[BEGIN Material for the task]

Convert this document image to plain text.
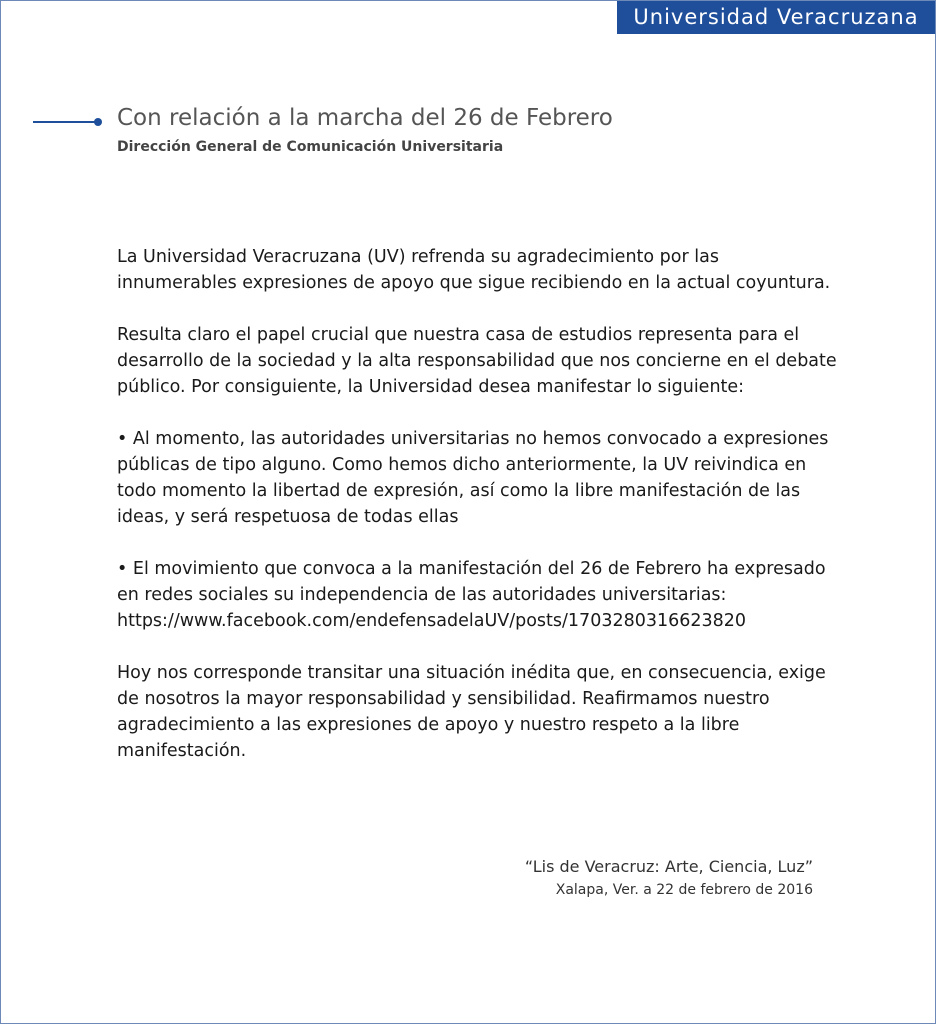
Universidad Veracruzana
Con relación a la marcha del 26 de Febrero
Dirección General de Comunicación Universitaria

La Universidad Veracruzana (UV) refrenda su agradecimiento por las innumerables expresiones de apoyo que sigue recibiendo en la actual coyuntura.

Resulta claro el papel crucial que nuestra casa de estudios representa para el desarrollo de la sociedad y la alta responsabilidad que nos concierne en el debate público. Por consiguiente, la Universidad desea manifestar lo siguiente:

• Al momento, las autoridades universitarias no hemos convocado a expresiones públicas de tipo alguno. Como hemos dicho anteriormente, la UV reivindica en todo momento la libertad de expresión, así como la libre manifestación de las ideas, y será respetuosa de todas ellas

• El movimiento que convoca a la manifestación del 26 de Febrero ha expresado en redes sociales su independencia de las autoridades universitarias: https://www.facebook.com/endefensadelaUV/posts/1703280316623820

Hoy nos corresponde transitar una situación inédita que, en consecuencia, exige de nosotros la mayor responsabilidad y sensibilidad. Reafirmamos nuestro agradecimiento a las expresiones de apoyo y nuestro respeto a la libre manifestación.

“Lis de Veracruz: Arte, Ciencia, Luz”
Xalapa, Ver. a 22 de febrero de 2016
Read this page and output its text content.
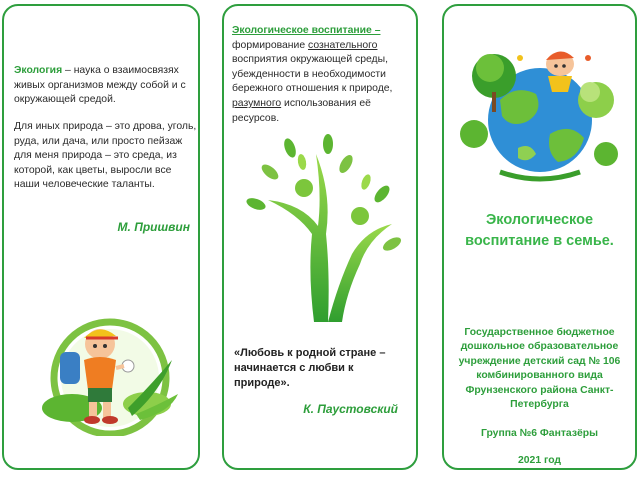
Экология – наука о взаимосвязях живых организмов между собой и с окружающей средой.
Для иных природа – это дрова, уголь, руда, или дача, или просто пейзаж для меня природа – это среда, из которой, как цветы, выросли все наши человеческие таланты.
М. Пришвин
Экологическое воспитание –
формирование сознательного восприятия окружающей среды, убежденности в необходимости бережного отношения к природе, разумного использования её ресурсов.
«Любовь к родной стране – начинается с любви к природе».
К. Паустовский
Экологическое воспитание в семье.
Государственное бюджетное дошкольное образовательное учреждение детский сад № 106 комбинированного вида Фрунзенского района Санкт-Петербурга
Группа №6 Фантазёры
2021 год
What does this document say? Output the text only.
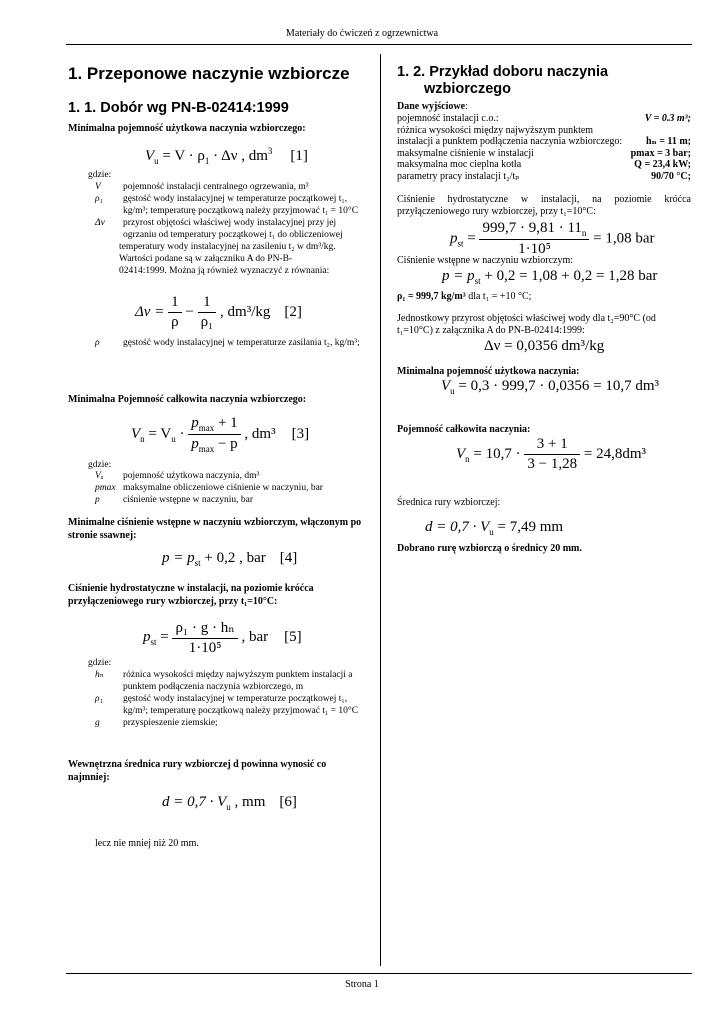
Materiały do ćwiczeń z ogrzewnictwa
Strona 1
1. Przeponowe naczynie wzbiorcze
1. 1. Dobór wg PN-B-02414:1999
Minimalna pojemność użytkowa naczynia wzbiorczego:
$V_u = V \cdot \rho_1 \cdot \Delta\nu$ , $dm^3$ [1]
gdzie:
V pojemność instalacji centralnego ogrzewania, m³
ρ₁ gęstość wody instalacyjnej w temperaturze początkowej t₁, kg/m³; temperaturę początkową należy przyjmować t₁ = 10°C
Δv przyrost objętości właściwej wody instalacyjnej przy jej ogrzaniu od temperatury początkowej t₁ do obliczeniowej
temperatury wody instalacyjnej na zasileniu t₂ w dm³/kg. Wartości podane są w załączniku A do PN-B-02414:1999. Można ją również wyznaczyć z równania:
$\Delta\nu = \frac{1}{\rho} - \frac{1}{\text{ρ₁}}$ , dm³/kg [2]
ρ gęstość wody instalacyjnej w temperaturze zasilania t₂, kg/m³;
Minimalna Pojemność całkowita naczynia wzbiorczego:
$V_n = V_u \cdot \frac{p_{max} + 1}{p_{max} - p}$ , dm³ [3]
gdzie:
Vᵤ pojemność użytkowa naczynia, dm³
pmax maksymalne obliczeniowe ciśnienie w naczyniu, bar
p ciśnienie wstępne w naczyniu, bar
Minimalne ciśnienie wstępne w naczyniu wzbiorczym, włączonym po stronie ssawnej:
$p = p_{st} + 0,2$ , bar [4]
Ciśnienie hydrostatyczne w instalacji, na poziomie króćca przyłączeniowego rury wzbiorczej, przy t₁=10°C:
$p_{st} = \frac{\text{ρ₁ · g · hₙ}}{\text{1·10⁵}}$ , bar [5]
gdzie:
hₙ różnica wysokości między najwyższym punktem instalacji a punktem podłączenia naczynia wzbiorczego, m
ρ₁ gęstość wody instalacyjnej w temperaturze początkowej t₁, kg/m³; temperaturę początkową należy przyjmować t₁ = 10°C
g przyspieszenie ziemskie;
Wewnętrzna średnica rury wzbiorczej d powinna wynosić co najmniej:
$d = 0,7 \cdot V_u$ , mm [6]
lecz nie mniej niż 20 mm.
1. 2. Przykład doboru naczynia
wzbiorczego
Dane wyjściowe:
pojemność instalacji c.o.:	V = 0.3 m³;
różnica wysokości między najwyższym punktem
instalacji a punktem podłączenia naczynia wzbiorczego: hₙ = 11 m;
maksymalne ciśnienie w instalacji	pmax = 3 bar;
maksymalna moc cieplna kotła	Q = 23,4 kW;
parametry pracy instalacji t₂/tₚ	90/70 °C;
Ciśnienie hydrostatyczne w instalacji, na poziomie króćca przyłączeniowego rury wzbiorczej, przy t₁=10°C:
$p_{st} = \frac{999,7 \cdot 9,81 \cdot 11_n}{\text{1·10⁵}} = 1,08$ bar
Ciśnienie wstępne w naczyniu wzbiorczym:
$p = p_{st} + 0,2 = 1,08 + 0,2 = 1,28$ bar
ρ₁ = 999,7 kg/m³ dla t₁ = +10 °C;
Jednostkowy przyrost objętości właściwej wody dla t₂=90°C (od t₁=10°C) z załącznika A do PN-B-02414:1999:
Δν = 0,0356 dm³/kg
Minimalna pojemność użytkowa naczynia:
$V_u = 0,3 \cdot 999,7 \cdot 0,0356 = 10,7$ dm³
Pojemność całkowita naczynia:
$V_n = 10,7 \cdot \frac{3 + 1}{3 - 1,28} = 24,8dm^3$
Średnica rury wzbiorczej:
$d = 0,7 \cdot V_u = 7,49$ mm
Dobrano rurę wzbiorczą o średnicy 20 mm.
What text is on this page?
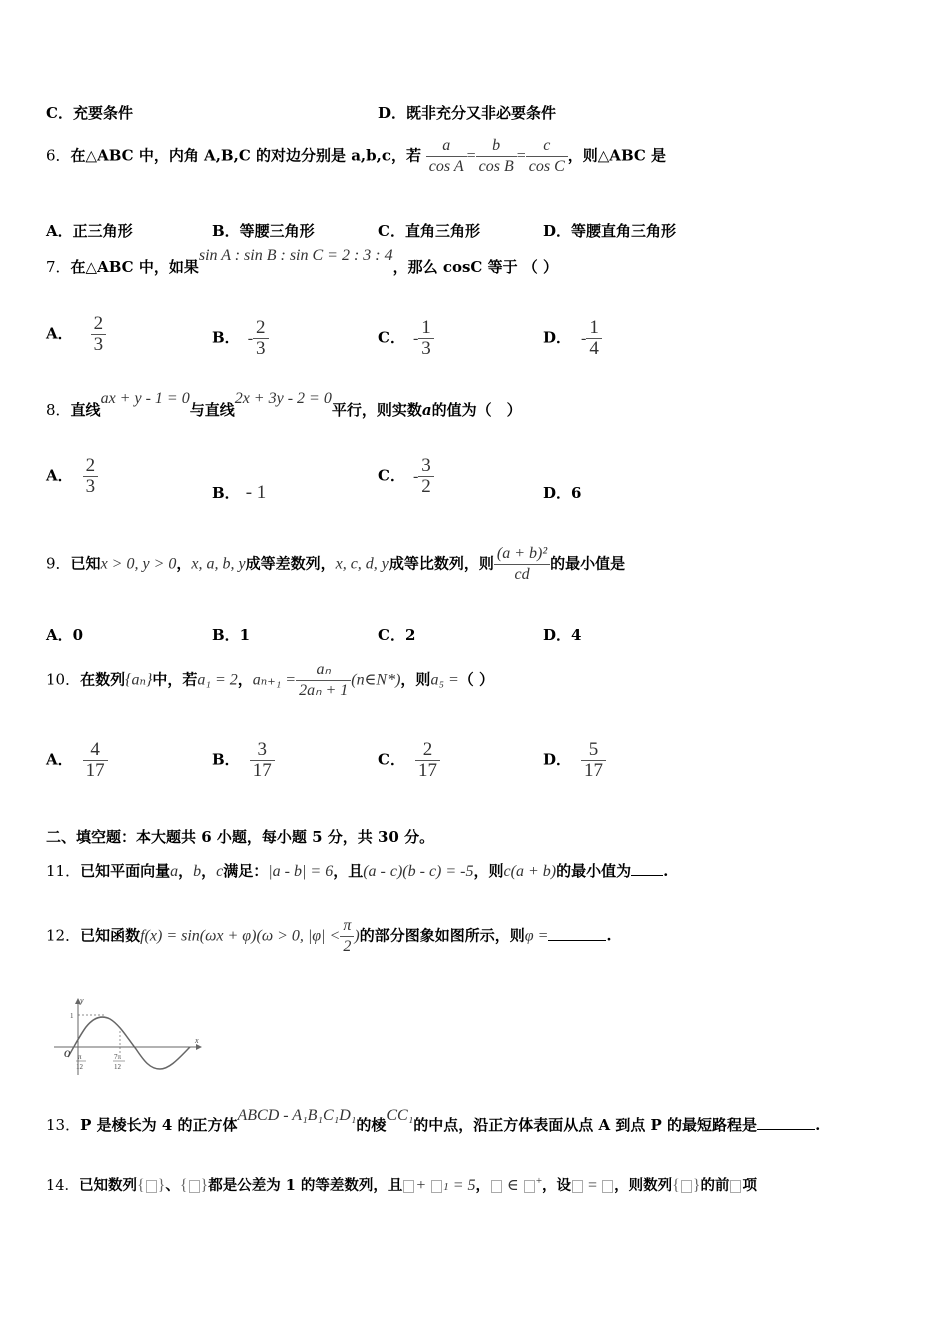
C．充要条件	D．既非充分又非必要条件
6．在△ABC 中，内角 A,B,C 的对边分别是 a,b,c，若 $\frac{a}{\text{cos A}} = \frac{b}{\text{cos B}} = \frac{c}{\text{cos C}}$ ，则△ABC 是
A．正三角形	B．等腰三角形	C．直角三角形	D．等腰直角三角形
7．在△ABC 中，如果sin A : sin B : sin C = 2 : 3 : 4，那么 cosC 等于 （ ）
A． $\frac{2}{3}$	B． - $\frac{2}{3}$	C． - $\frac{1}{3}$	D． - $\frac{1}{4}$
8．直线ax + y - 1 = 0与直线2x + 3y - 2 = 0平行，则实数a的值为（　）
A． $\frac{2}{3}$	B． - 1
C． - $\frac{3}{2}$	D．6
9．已知x > 0, y > 0，x, a, b, y成等差数列，x, c, d, y成等比数列，则 $\frac{\text{(a + b)²}}{cd}$ 的最小值是
A．0	B．1	C．2	D．4
10．在数列{aₙ}中，若a₁ = 2，$a_{n+1} = \frac{\text{aₙ}}{\text{2aₙ + 1}}$ (n∈N*)，则a₅ =（ ）
A． $\frac{4}{17}$	B． $\frac{3}{17}$	C． $\frac{2}{17}$	D． $\frac{5}{17}$
二、填空题：本大题共 6 小题，每小题 5 分，共 30 分。
11．已知平面向量a，b，c满足：|a - b| = 6，且(a - c)(b - c) = -5，则c(a + b)的最小值为 .
12．已知函数f(x) = sin(ωx + φ)(ω > 0, $|\varphi| < \frac{\pi}{2}$ )的部分图象如图所示，则φ =	.
y
x
O
1
π
12
7π
12
13．P 是棱长为 4 的正方体ABCD - A₁B₁C₁D₁的棱CC₁的中点，沿正方体表面从点 A 到点 P 的最短路程是	.
14．已知数列{ }、{ }都是公差为 1 的等差数列，且 + 1 = 5， ∈ +，设 = ，则数列{ }的前 项
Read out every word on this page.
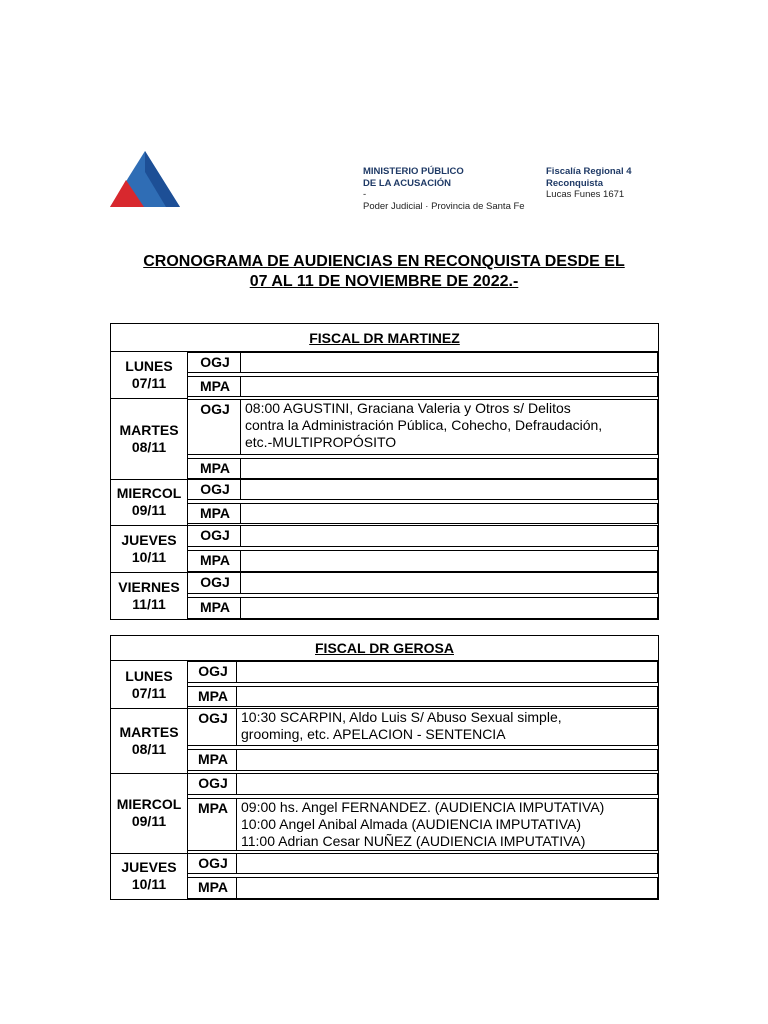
MINISTERIO PÚBLICO
DE LA ACUSACIÓN
-
Poder Judicial · Provincia de Santa Fe
Fiscalía Regional 4
Reconquista
Lucas Funes 1671
CRONOGRAMA DE AUDIENCIAS EN RECONQUISTA DESDE EL
07 AL 11 DE NOVIEMBRE DE 2022.-
FISCAL DR MARTINEZ
LUNES
07/11
OGJ
MPA
MARTES
08/11
OGJ	08:00 AGUSTINI, Graciana Valeria y Otros s/ Delitos
contra la Administración Pública, Cohecho, Defraudación,
etc.-MULTIPROPÓSITO
MPA
MIERCOL
09/11
OGJ
MPA
JUEVES
10/11
OGJ
MPA
VIERNES
11/11
OGJ
MPA
FISCAL DR GEROSA
LUNES
07/11
OGJ
MPA
MARTES
08/11
OGJ 10:30 SCARPIN, Aldo Luis S/ Abuso Sexual simple,
grooming, etc. APELACION - SENTENCIA
MPA
MIERCOL
09/11
OGJ
MPA 09:00 hs. Angel FERNANDEZ. (AUDIENCIA IMPUTATIVA)
10:00 Angel Anibal Almada (AUDIENCIA IMPUTATIVA)
11:00 Adrian Cesar NUÑEZ (AUDIENCIA IMPUTATIVA)
JUEVES
10/11
OGJ
MPA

[END Material for the task]

Work to complete. Find the line that contains "Read out every word on this page.", then write out that line and every line after it through the end of the records, exactly. Leave the pictures out.

Written response.
Read out every word on this page.
MINISTERIO PÚBLICO
DE LA ACUSACIÓN
-
Poder Judicial · Provincia de Santa Fe
Fiscalía Regional 4
Reconquista
Lucas Funes 1671
CRONOGRAMA DE AUDIENCIAS EN RECONQUISTA DESDE EL
07 AL 11 DE NOVIEMBRE DE 2022.-
FISCAL DR MARTINEZ
LUNES
07/11
OGJ
MPA
MARTES
08/11
OGJ	08:00 AGUSTINI, Graciana Valeria y Otros s/ Delitos
contra la Administración Pública, Cohecho, Defraudación,
etc.-MULTIPROPÓSITO
MPA
MIERCOL
09/11
OGJ
MPA
JUEVES
10/11
OGJ
MPA
VIERNES
11/11
OGJ
MPA
FISCAL DR GEROSA
LUNES
07/11
OGJ
MPA
MARTES
08/11
OGJ 10:30 SCARPIN, Aldo Luis S/ Abuso Sexual simple,
grooming, etc. APELACION - SENTENCIA
MPA
MIERCOL
09/11
OGJ
MPA 09:00 hs. Angel FERNANDEZ. (AUDIENCIA IMPUTATIVA)
10:00 Angel Anibal Almada (AUDIENCIA IMPUTATIVA)
11:00 Adrian Cesar NUÑEZ (AUDIENCIA IMPUTATIVA)
JUEVES
10/11
OGJ
MPA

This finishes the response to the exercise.